_Exercise task_. In the records below, copy out every line verbatim, starting at the line containing "show-results-button[interactable]: Show results" and ending with the line containing "chevron-right-icon: ▸ — [115, 197, 119, 203]", both included.
***** Records
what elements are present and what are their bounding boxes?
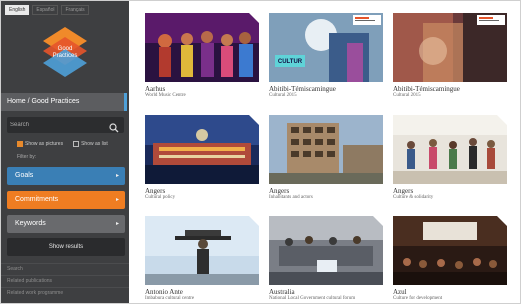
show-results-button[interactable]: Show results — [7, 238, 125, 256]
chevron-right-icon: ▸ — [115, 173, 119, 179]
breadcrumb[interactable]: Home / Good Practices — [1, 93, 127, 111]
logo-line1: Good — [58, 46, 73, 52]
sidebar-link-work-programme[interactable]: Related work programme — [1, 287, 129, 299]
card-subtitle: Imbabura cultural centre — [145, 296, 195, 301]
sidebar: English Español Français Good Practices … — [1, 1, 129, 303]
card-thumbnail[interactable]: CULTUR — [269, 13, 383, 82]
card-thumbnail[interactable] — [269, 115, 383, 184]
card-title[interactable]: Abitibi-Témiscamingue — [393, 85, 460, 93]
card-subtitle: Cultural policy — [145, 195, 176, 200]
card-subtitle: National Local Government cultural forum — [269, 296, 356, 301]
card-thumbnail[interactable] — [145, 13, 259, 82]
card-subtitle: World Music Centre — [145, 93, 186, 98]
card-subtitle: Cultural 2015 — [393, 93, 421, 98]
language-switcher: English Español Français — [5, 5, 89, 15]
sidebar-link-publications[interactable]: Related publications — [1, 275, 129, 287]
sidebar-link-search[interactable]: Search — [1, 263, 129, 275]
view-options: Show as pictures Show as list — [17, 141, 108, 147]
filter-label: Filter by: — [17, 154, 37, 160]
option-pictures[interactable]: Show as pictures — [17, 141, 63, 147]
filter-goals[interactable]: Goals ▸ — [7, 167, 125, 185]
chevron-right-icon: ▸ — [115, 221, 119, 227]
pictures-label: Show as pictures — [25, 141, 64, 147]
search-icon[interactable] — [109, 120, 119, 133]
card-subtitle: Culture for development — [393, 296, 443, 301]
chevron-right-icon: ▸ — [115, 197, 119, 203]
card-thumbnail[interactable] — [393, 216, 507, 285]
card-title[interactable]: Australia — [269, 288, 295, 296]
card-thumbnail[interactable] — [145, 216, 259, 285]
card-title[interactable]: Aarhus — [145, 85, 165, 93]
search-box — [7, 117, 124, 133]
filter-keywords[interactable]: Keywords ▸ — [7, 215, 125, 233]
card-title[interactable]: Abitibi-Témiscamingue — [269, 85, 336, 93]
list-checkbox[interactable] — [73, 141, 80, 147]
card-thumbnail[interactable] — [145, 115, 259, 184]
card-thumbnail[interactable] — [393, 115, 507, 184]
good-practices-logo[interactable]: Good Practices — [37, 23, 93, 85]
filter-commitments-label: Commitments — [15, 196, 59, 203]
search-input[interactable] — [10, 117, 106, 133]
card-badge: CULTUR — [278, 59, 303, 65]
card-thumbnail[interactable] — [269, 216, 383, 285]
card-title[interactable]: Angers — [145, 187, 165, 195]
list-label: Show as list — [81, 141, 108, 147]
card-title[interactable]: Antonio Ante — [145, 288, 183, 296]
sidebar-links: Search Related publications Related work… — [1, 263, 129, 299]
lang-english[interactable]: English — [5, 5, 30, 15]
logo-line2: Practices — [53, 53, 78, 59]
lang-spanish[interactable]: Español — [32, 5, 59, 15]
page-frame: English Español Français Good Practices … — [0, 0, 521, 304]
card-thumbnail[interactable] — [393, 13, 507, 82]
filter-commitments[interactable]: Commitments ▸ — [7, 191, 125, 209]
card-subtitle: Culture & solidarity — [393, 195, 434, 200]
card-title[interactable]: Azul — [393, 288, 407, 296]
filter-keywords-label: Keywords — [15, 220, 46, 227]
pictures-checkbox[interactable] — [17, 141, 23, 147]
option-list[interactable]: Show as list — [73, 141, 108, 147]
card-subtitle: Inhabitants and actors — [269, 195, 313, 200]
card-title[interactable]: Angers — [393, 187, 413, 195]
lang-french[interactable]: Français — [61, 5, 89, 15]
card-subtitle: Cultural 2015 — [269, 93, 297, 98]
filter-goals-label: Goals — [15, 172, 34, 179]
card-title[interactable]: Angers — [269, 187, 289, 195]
**********
_Answer for this exercise_.
show-results-button[interactable]: Show results — [7, 238, 125, 256]
chevron-right-icon: ▸ — [115, 173, 119, 179]
breadcrumb[interactable]: Home / Good Practices — [1, 93, 127, 111]
logo-line1: Good — [58, 46, 73, 52]
sidebar-link-work-programme[interactable]: Related work programme — [1, 287, 129, 299]
card-subtitle: Imbabura cultural centre — [145, 296, 195, 301]
sidebar: English Español Français Good Practices … — [1, 1, 129, 303]
card-thumbnail[interactable]: CULTUR — [269, 13, 383, 82]
card-thumbnail[interactable] — [269, 115, 383, 184]
card-title[interactable]: Abitibi-Témiscamingue — [393, 85, 460, 93]
card-subtitle: Cultural policy — [145, 195, 176, 200]
card-subtitle: National Local Government cultural forum — [269, 296, 356, 301]
card-thumbnail[interactable] — [145, 13, 259, 82]
card-subtitle: World Music Centre — [145, 93, 186, 98]
card-subtitle: Cultural 2015 — [393, 93, 421, 98]
language-switcher: English Español Français — [5, 5, 89, 15]
sidebar-link-publications[interactable]: Related publications — [1, 275, 129, 287]
sidebar-link-search[interactable]: Search — [1, 263, 129, 275]
view-options: Show as pictures Show as list — [17, 141, 108, 147]
filter-label: Filter by: — [17, 154, 37, 160]
option-pictures[interactable]: Show as pictures — [17, 141, 63, 147]
filter-goals[interactable]: Goals ▸ — [7, 167, 125, 185]
chevron-right-icon: ▸ — [115, 221, 119, 227]
pictures-label: Show as pictures — [25, 141, 64, 147]
search-icon[interactable] — [109, 120, 119, 133]
card-subtitle: Culture for development — [393, 296, 443, 301]
chevron-right-icon: ▸ — [115, 197, 119, 203]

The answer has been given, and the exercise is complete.